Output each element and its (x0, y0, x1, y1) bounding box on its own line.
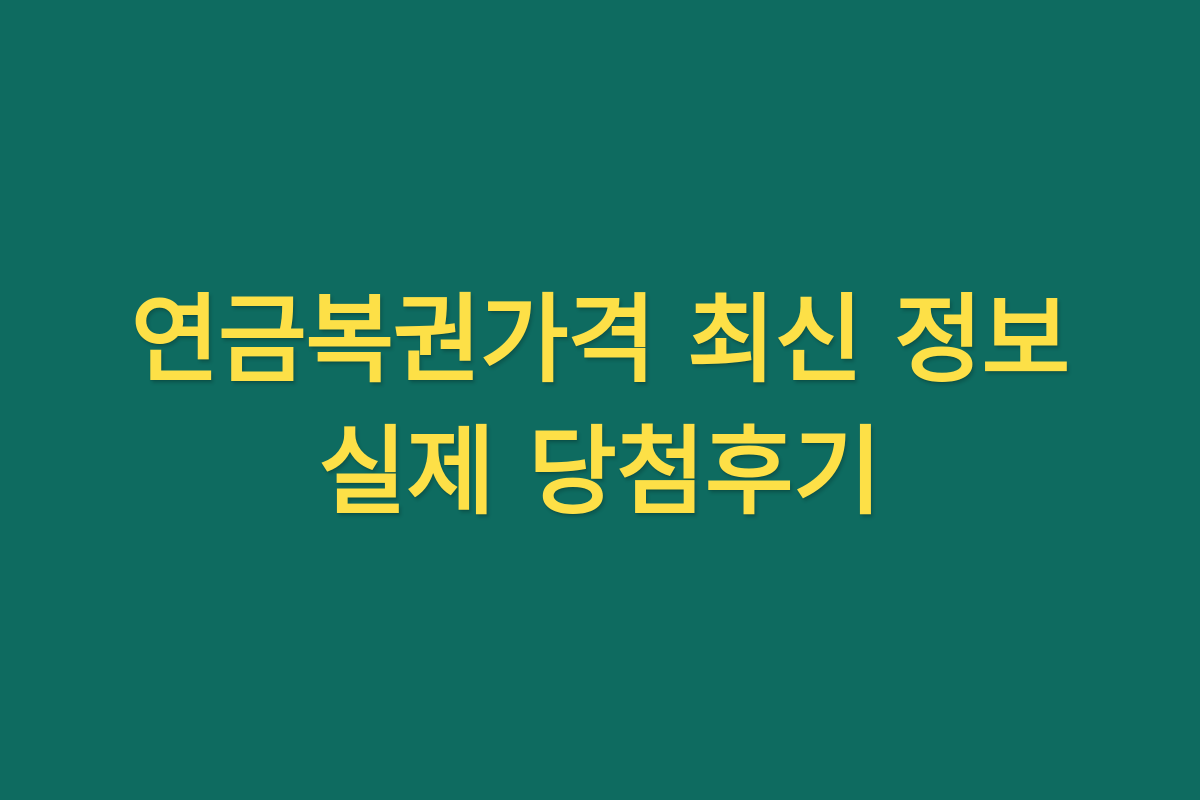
page-title-line-2: 실제 당첨후기 (0, 406, 1200, 538)
page-title-line-1: 연금복권가격 최신 정보 (0, 274, 1200, 406)
thumbnail-card: 연금복권가격 최신 정보 실제 당첨후기 (0, 0, 1200, 800)
page-title: 연금복권가격 최신 정보 실제 당첨후기 (0, 274, 1200, 539)
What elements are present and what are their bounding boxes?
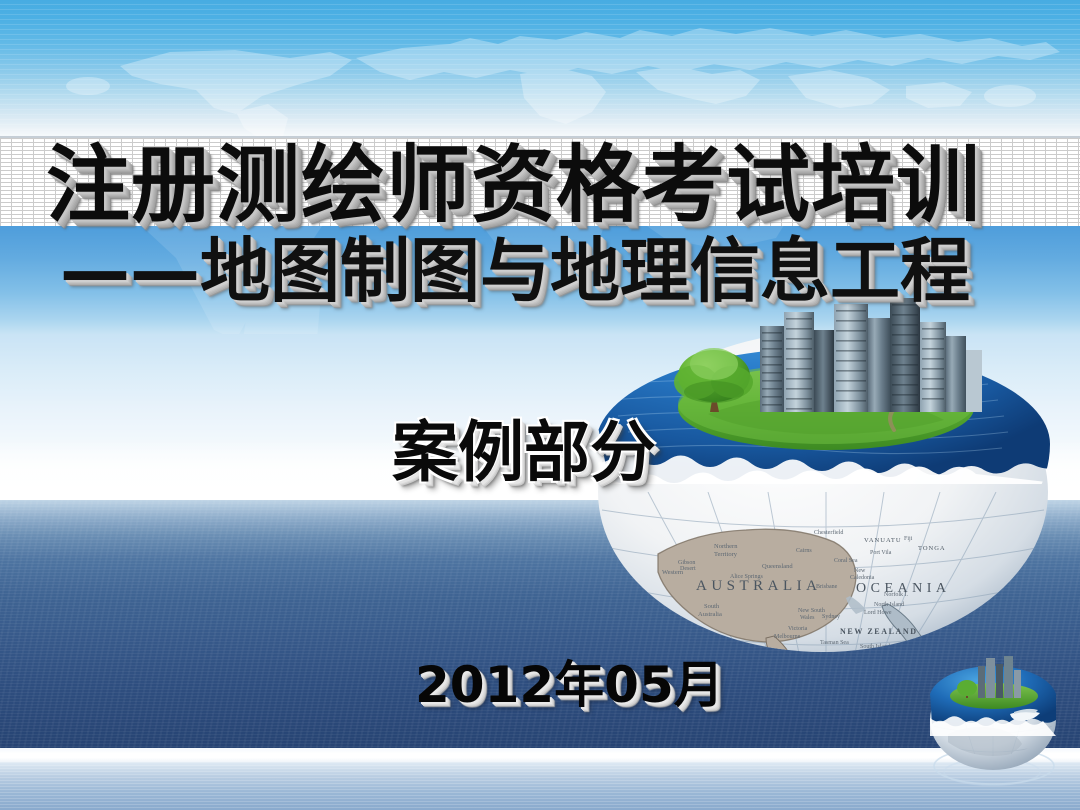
- page-subtitle: ——地图制图与地理信息工程: [60, 230, 1080, 312]
- svg-text:AUSTRALIA: AUSTRALIA: [696, 578, 822, 594]
- earth-island-globe: AUSTRALIA OCEANIA NEW ZEALAND Northern T…: [588, 296, 1058, 658]
- svg-text:Territory: Territory: [714, 551, 738, 558]
- svg-text:South: South: [704, 603, 720, 610]
- page-title: 注册测绘师资格考试培训: [46, 138, 1056, 232]
- section-label: 案例部分: [392, 415, 656, 491]
- mini-skyscrapers: [978, 656, 1021, 698]
- svg-text:South Island: South Island: [860, 644, 890, 650]
- svg-text:Caledonia: Caledonia: [850, 575, 875, 581]
- svg-text:Brisbane: Brisbane: [816, 584, 838, 590]
- svg-text:Fiji: Fiji: [904, 536, 913, 542]
- svg-text:Sydney: Sydney: [822, 614, 840, 620]
- svg-text:Chesterfield: Chesterfield: [814, 529, 843, 536]
- date-label: 2012年05月: [415, 655, 724, 715]
- mini-earth-island-globe: [918, 648, 1068, 798]
- earth-island-globe-svg: AUSTRALIA OCEANIA NEW ZEALAND Northern T…: [588, 296, 1058, 658]
- presentation-slide: AUSTRALIA OCEANIA NEW ZEALAND Northern T…: [0, 0, 1080, 810]
- svg-text:Lord Howe: Lord Howe: [864, 610, 892, 616]
- svg-text:New South: New South: [798, 608, 825, 614]
- mini-earth-island-globe-svg: [918, 648, 1068, 798]
- svg-text:New: New: [854, 568, 866, 574]
- svg-text:VANUATU: VANUATU: [864, 537, 902, 544]
- svg-text:Wales: Wales: [800, 615, 815, 621]
- svg-text:Port Vila: Port Vila: [870, 550, 892, 556]
- svg-text:Cairns: Cairns: [796, 548, 812, 554]
- svg-text:Northern: Northern: [714, 543, 738, 550]
- svg-text:North Island: North Island: [874, 602, 904, 608]
- svg-text:TONGA: TONGA: [918, 545, 946, 552]
- skyscrapers-cluster: [760, 298, 982, 412]
- world-map-watermark: [0, 0, 1080, 140]
- svg-text:Norfolk I.: Norfolk I.: [884, 591, 908, 598]
- svg-text:Queensland: Queensland: [762, 563, 793, 570]
- svg-text:NEW ZEALAND: NEW ZEALAND: [840, 627, 918, 636]
- svg-text:Melbourne: Melbourne: [774, 634, 801, 640]
- svg-text:Coral Sea: Coral Sea: [834, 558, 858, 564]
- svg-text:Australia: Australia: [698, 611, 722, 618]
- svg-text:Tasman Sea: Tasman Sea: [820, 640, 849, 646]
- svg-text:Alice Springs: Alice Springs: [730, 574, 763, 580]
- svg-text:Victoria: Victoria: [788, 626, 808, 632]
- svg-text:Desert: Desert: [680, 566, 696, 572]
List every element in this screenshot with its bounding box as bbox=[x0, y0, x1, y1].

+ + + + + + +

İlk satırdan başlayıp "What elements are" ifadesini içeren satırda biten kısmı (iki uç dahil), "thumbnail-card" yerine "preview-card" koyarak ve geri kalan her şeyi olduğu gibi bırakarak yeniden yazar mısın? Resimleri cevaba alma.

#### Görevin Yanıtı:
Output each element and its (x0, y0, x1, y1) bounding box on its own line.
page-title-line-2: 실제 당첨후기 (0, 406, 1200, 538)
page-title-line-1: 연금복권가격 최신 정보 (0, 274, 1200, 406)
preview-card: 연금복권가격 최신 정보 실제 당첨후기 (0, 0, 1200, 800)
page-title: 연금복권가격 최신 정보 실제 당첨후기 (0, 274, 1200, 539)
What elements are present and what are their bounding boxes?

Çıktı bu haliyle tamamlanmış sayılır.